Requirements: In your copy, include every line of the listing below exactly but none of the pictures.
*** Input data
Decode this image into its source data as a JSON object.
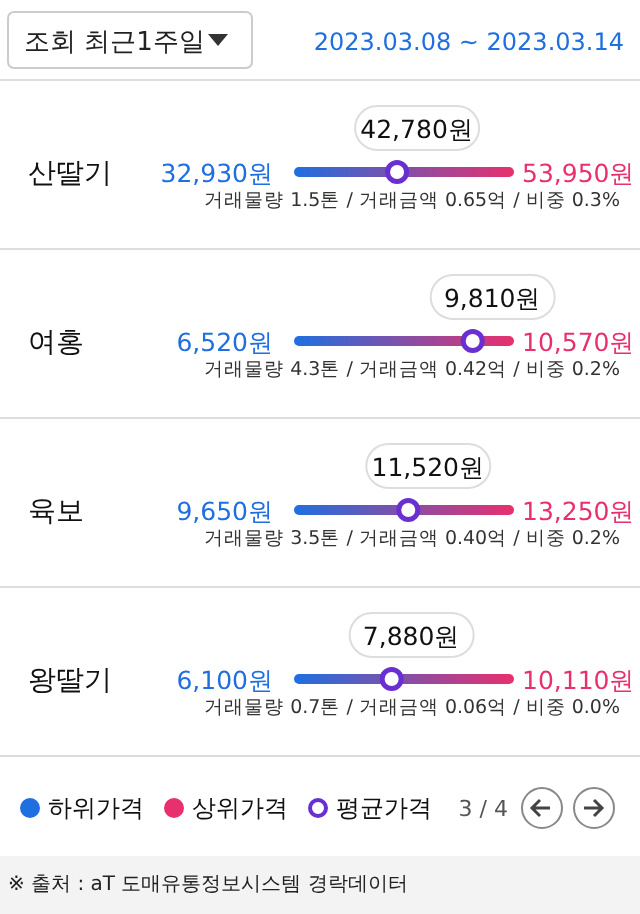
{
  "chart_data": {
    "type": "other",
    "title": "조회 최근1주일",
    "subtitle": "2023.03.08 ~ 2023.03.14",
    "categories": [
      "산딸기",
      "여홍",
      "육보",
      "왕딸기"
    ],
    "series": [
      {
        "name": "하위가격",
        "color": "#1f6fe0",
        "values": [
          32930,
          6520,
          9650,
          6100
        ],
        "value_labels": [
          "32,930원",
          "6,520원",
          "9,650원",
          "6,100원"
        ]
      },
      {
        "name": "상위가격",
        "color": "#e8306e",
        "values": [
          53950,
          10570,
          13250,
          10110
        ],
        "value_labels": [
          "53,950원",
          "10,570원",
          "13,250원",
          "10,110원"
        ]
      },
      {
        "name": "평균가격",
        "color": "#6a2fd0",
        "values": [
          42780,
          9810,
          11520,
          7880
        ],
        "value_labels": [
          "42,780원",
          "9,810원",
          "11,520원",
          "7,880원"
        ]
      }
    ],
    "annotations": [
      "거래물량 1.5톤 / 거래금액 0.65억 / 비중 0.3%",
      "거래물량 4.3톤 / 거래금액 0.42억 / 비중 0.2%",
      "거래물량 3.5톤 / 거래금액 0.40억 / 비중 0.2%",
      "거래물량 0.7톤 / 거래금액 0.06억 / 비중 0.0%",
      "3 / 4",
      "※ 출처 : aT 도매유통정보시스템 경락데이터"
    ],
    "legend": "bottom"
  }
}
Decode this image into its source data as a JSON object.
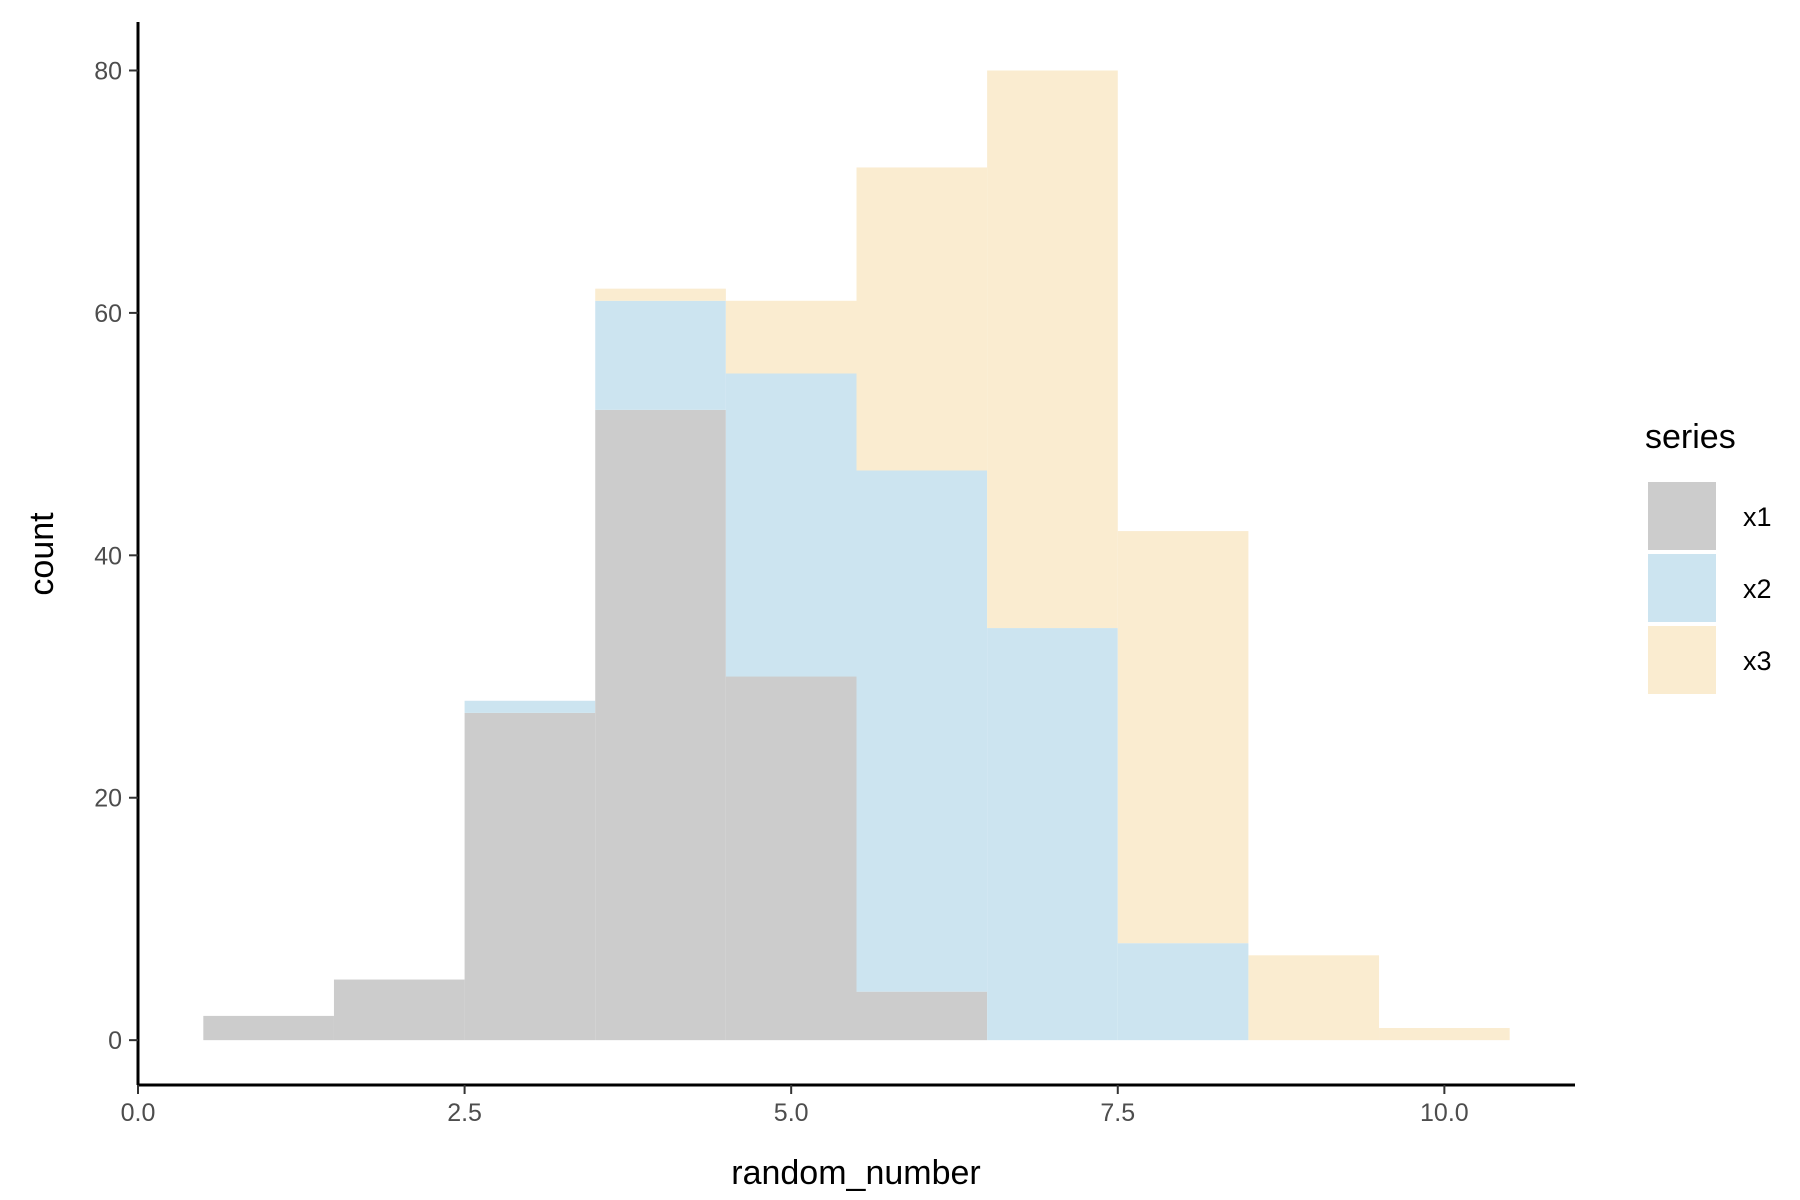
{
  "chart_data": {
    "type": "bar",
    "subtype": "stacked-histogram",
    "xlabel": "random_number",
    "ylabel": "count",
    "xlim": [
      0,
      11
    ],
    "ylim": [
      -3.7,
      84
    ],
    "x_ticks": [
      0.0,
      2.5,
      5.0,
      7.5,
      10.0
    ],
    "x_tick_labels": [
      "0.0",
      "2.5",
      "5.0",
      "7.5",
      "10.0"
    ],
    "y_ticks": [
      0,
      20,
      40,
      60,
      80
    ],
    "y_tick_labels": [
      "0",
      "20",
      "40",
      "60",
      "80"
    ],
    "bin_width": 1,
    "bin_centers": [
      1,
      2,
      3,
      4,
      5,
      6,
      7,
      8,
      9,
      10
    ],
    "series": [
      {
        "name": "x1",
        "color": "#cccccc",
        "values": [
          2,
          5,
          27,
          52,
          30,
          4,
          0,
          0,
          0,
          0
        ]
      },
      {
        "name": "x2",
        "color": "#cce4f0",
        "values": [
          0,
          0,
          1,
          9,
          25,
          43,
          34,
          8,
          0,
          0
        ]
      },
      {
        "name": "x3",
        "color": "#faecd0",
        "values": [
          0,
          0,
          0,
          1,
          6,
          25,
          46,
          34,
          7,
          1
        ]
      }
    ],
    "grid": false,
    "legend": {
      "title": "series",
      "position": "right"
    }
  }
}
******
Task solution:
Decode this image into its source data as a JSON object.
{
  "chart_data": {
    "type": "other",
    "title": "조회 최근1주일",
    "subtitle": "2023.03.08 ~ 2023.03.14",
    "categories": [
      "산딸기",
      "여홍",
      "육보",
      "왕딸기"
    ],
    "series": [
      {
        "name": "하위가격",
        "color": "#1f6fe0",
        "values": [
          32930,
          6520,
          9650,
          6100
        ],
        "value_labels": [
          "32,930원",
          "6,520원",
          "9,650원",
          "6,100원"
        ]
      },
      {
        "name": "상위가격",
        "color": "#e8306e",
        "values": [
          53950,
          10570,
          13250,
          10110
        ],
        "value_labels": [
          "53,950원",
          "10,570원",
          "13,250원",
          "10,110원"
        ]
      },
      {
        "name": "평균가격",
        "color": "#6a2fd0",
        "values": [
          42780,
          9810,
          11520,
          7880
        ],
        "value_labels": [
          "42,780원",
          "9,810원",
          "11,520원",
          "7,880원"
        ]
      }
    ],
    "annotations": [
      "거래물량 1.5톤 / 거래금액 0.65억 / 비중 0.3%",
      "거래물량 4.3톤 / 거래금액 0.42억 / 비중 0.2%",
      "거래물량 3.5톤 / 거래금액 0.40억 / 비중 0.2%",
      "거래물량 0.7톤 / 거래금액 0.06억 / 비중 0.0%",
      "3 / 4",
      "※ 출처 : aT 도매유통정보시스템 경락데이터"
    ],
    "legend": "bottom"
  }
}
Decode this image into its source data as a JSON object.
{
  "chart_data": {
    "type": "bar",
    "subtype": "stacked-histogram",
    "xlabel": "random_number",
    "ylabel": "count",
    "xlim": [
      0,
      11
    ],
    "ylim": [
      -3.7,
      84
    ],
    "x_ticks": [
      0.0,
      2.5,
      5.0,
      7.5,
      10.0
    ],
    "x_tick_labels": [
      "0.0",
      "2.5",
      "5.0",
      "7.5",
      "10.0"
    ],
    "y_ticks": [
      0,
      20,
      40,
      60,
      80
    ],
    "y_tick_labels": [
      "0",
      "20",
      "40",
      "60",
      "80"
    ],
    "bin_width": 1,
    "bin_centers": [
      1,
      2,
      3,
      4,
      5,
      6,
      7,
      8,
      9,
      10
    ],
    "series": [
      {
        "name": "x1",
        "color": "#cccccc",
        "values": [
          2,
          5,
          27,
          52,
          30,
          4,
          0,
          0,
          0,
          0
        ]
      },
      {
        "name": "x2",
        "color": "#cce4f0",
        "values": [
          0,
          0,
          1,
          9,
          25,
          43,
          34,
          8,
          0,
          0
        ]
      },
      {
        "name": "x3",
        "color": "#faecd0",
        "values": [
          0,
          0,
          0,
          1,
          6,
          25,
          46,
          34,
          7,
          1
        ]
      }
    ],
    "grid": false,
    "legend": {
      "title": "series",
      "position": "right"
    }
  }
}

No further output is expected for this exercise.